* BEGIN Records for this task *

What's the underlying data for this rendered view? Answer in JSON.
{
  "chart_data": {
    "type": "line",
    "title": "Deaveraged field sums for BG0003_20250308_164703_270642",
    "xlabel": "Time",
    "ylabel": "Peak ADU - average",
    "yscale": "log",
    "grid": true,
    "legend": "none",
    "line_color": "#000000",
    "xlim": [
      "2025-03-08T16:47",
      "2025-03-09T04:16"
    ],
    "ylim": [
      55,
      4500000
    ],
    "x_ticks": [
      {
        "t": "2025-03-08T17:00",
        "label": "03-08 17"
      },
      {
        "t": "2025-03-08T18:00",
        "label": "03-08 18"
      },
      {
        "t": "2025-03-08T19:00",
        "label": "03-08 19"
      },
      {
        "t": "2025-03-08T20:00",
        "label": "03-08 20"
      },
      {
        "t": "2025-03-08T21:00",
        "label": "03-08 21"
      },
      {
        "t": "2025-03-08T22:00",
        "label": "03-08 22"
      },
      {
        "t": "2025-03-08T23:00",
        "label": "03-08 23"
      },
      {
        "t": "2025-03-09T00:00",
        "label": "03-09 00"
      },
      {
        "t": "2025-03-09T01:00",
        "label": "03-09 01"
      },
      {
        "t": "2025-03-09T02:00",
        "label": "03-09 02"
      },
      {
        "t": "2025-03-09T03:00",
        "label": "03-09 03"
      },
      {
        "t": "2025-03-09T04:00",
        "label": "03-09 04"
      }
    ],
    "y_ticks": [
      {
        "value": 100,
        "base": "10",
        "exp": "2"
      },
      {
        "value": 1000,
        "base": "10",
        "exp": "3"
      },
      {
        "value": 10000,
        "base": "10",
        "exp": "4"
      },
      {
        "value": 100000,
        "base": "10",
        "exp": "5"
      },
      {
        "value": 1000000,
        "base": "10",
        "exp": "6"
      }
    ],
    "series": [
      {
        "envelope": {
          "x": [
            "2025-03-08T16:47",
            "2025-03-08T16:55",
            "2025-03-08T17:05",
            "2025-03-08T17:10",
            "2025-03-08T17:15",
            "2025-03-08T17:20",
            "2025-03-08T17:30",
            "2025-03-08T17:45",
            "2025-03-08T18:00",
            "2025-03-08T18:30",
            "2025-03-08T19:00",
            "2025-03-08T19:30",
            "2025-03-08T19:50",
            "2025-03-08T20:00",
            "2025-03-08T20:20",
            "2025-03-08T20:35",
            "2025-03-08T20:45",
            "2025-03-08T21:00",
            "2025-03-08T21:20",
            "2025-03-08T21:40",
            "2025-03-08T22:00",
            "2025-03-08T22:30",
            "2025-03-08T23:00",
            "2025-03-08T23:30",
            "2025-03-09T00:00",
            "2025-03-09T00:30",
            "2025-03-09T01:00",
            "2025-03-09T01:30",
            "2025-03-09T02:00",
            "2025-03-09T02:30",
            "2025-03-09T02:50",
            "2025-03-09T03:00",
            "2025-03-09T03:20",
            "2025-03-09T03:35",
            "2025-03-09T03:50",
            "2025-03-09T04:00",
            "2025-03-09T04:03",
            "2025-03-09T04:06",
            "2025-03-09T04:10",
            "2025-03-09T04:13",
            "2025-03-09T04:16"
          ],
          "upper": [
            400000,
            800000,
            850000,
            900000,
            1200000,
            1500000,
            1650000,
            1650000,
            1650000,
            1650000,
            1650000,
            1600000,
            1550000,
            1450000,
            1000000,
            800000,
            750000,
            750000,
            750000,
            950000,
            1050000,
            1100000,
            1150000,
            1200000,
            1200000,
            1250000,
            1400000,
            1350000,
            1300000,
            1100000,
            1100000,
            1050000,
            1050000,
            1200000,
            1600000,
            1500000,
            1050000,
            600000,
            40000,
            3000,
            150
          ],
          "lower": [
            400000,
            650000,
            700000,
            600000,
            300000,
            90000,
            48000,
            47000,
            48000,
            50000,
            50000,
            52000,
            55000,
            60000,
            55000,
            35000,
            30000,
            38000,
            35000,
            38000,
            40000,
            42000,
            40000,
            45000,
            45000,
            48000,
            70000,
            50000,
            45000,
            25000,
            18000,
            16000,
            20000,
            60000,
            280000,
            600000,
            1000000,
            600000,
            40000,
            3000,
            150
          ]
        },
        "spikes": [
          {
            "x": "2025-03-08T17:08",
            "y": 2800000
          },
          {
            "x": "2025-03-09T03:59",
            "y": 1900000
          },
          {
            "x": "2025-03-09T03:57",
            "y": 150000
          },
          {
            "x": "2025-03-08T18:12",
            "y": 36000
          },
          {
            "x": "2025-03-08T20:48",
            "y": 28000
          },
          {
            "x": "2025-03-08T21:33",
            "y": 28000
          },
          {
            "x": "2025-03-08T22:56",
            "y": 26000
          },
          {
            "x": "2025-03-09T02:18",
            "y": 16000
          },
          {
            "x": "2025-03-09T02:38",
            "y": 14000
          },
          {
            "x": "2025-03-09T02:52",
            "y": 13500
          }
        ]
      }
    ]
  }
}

* END Records for this task *

-- Problem --
All the entries above need to be reproduced exactly.

-- Correct answer --
What's the underlying data for this rendered view? Answer in JSON.
{
  "chart_data": {
    "type": "line",
    "title": "Deaveraged field sums for BG0003_20250308_164703_270642",
    "xlabel": "Time",
    "ylabel": "Peak ADU - average",
    "yscale": "log",
    "grid": true,
    "legend": "none",
    "line_color": "#000000",
    "xlim": [
      "2025-03-08T16:47",
      "2025-03-09T04:16"
    ],
    "ylim": [
      55,
      4500000
    ],
    "x_ticks": [
      {
        "t": "2025-03-08T17:00",
        "label": "03-08 17"
      },
      {
        "t": "2025-03-08T18:00",
        "label": "03-08 18"
      },
      {
        "t": "2025-03-08T19:00",
        "label": "03-08 19"
      },
      {
        "t": "2025-03-08T20:00",
        "label": "03-08 20"
      },
      {
        "t": "2025-03-08T21:00",
        "label": "03-08 21"
      },
      {
        "t": "2025-03-08T22:00",
        "label": "03-08 22"
      },
      {
        "t": "2025-03-08T23:00",
        "label": "03-08 23"
      },
      {
        "t": "2025-03-09T00:00",
        "label": "03-09 00"
      },
      {
        "t": "2025-03-09T01:00",
        "label": "03-09 01"
      },
      {
        "t": "2025-03-09T02:00",
        "label": "03-09 02"
      },
      {
        "t": "2025-03-09T03:00",
        "label": "03-09 03"
      },
      {
        "t": "2025-03-09T04:00",
        "label": "03-09 04"
      }
    ],
    "y_ticks": [
      {
        "value": 100,
        "base": "10",
        "exp": "2"
      },
      {
        "value": 1000,
        "base": "10",
        "exp": "3"
      },
      {
        "value": 10000,
        "base": "10",
        "exp": "4"
      },
      {
        "value": 100000,
        "base": "10",
        "exp": "5"
      },
      {
        "value": 1000000,
        "base": "10",
        "exp": "6"
      }
    ],
    "series": [
      {
        "envelope": {
          "x": [
            "2025-03-08T16:47",
            "2025-03-08T16:55",
            "2025-03-08T17:05",
            "2025-03-08T17:10",
            "2025-03-08T17:15",
            "2025-03-08T17:20",
            "2025-03-08T17:30",
            "2025-03-08T17:45",
            "2025-03-08T18:00",
            "2025-03-08T18:30",
            "2025-03-08T19:00",
            "2025-03-08T19:30",
            "2025-03-08T19:50",
            "2025-03-08T20:00",
            "2025-03-08T20:20",
            "2025-03-08T20:35",
            "2025-03-08T20:45",
            "2025-03-08T21:00",
            "2025-03-08T21:20",
            "2025-03-08T21:40",
            "2025-03-08T22:00",
            "2025-03-08T22:30",
            "2025-03-08T23:00",
            "2025-03-08T23:30",
            "2025-03-09T00:00",
            "2025-03-09T00:30",
            "2025-03-09T01:00",
            "2025-03-09T01:30",
            "2025-03-09T02:00",
            "2025-03-09T02:30",
            "2025-03-09T02:50",
            "2025-03-09T03:00",
            "2025-03-09T03:20",
            "2025-03-09T03:35",
            "2025-03-09T03:50",
            "2025-03-09T04:00",
            "2025-03-09T04:03",
            "2025-03-09T04:06",
            "2025-03-09T04:10",
            "2025-03-09T04:13",
            "2025-03-09T04:16"
          ],
          "upper": [
            400000,
            800000,
            850000,
            900000,
            1200000,
            1500000,
            1650000,
            1650000,
            1650000,
            1650000,
            1650000,
            1600000,
            1550000,
            1450000,
            1000000,
            800000,
            750000,
            750000,
            750000,
            950000,
            1050000,
            1100000,
            1150000,
            1200000,
            1200000,
            1250000,
            1400000,
            1350000,
            1300000,
            1100000,
            1100000,
            1050000,
            1050000,
            1200000,
            1600000,
            1500000,
            1050000,
            600000,
            40000,
            3000,
            150
          ],
          "lower": [
            400000,
            650000,
            700000,
            600000,
            300000,
            90000,
            48000,
            47000,
            48000,
            50000,
            50000,
            52000,
            55000,
            60000,
            55000,
            35000,
            30000,
            38000,
            35000,
            38000,
            40000,
            42000,
            40000,
            45000,
            45000,
            48000,
            70000,
            50000,
            45000,
            25000,
            18000,
            16000,
            20000,
            60000,
            280000,
            600000,
            1000000,
            600000,
            40000,
            3000,
            150
          ]
        },
        "spikes": [
          {
            "x": "2025-03-08T17:08",
            "y": 2800000
          },
          {
            "x": "2025-03-09T03:59",
            "y": 1900000
          },
          {
            "x": "2025-03-09T03:57",
            "y": 150000
          },
          {
            "x": "2025-03-08T18:12",
            "y": 36000
          },
          {
            "x": "2025-03-08T20:48",
            "y": 28000
          },
          {
            "x": "2025-03-08T21:33",
            "y": 28000
          },
          {
            "x": "2025-03-08T22:56",
            "y": 26000
          },
          {
            "x": "2025-03-09T02:18",
            "y": 16000
          },
          {
            "x": "2025-03-09T02:38",
            "y": 14000
          },
          {
            "x": "2025-03-09T02:52",
            "y": 13500
          }
        ]
      }
    ]
  }
}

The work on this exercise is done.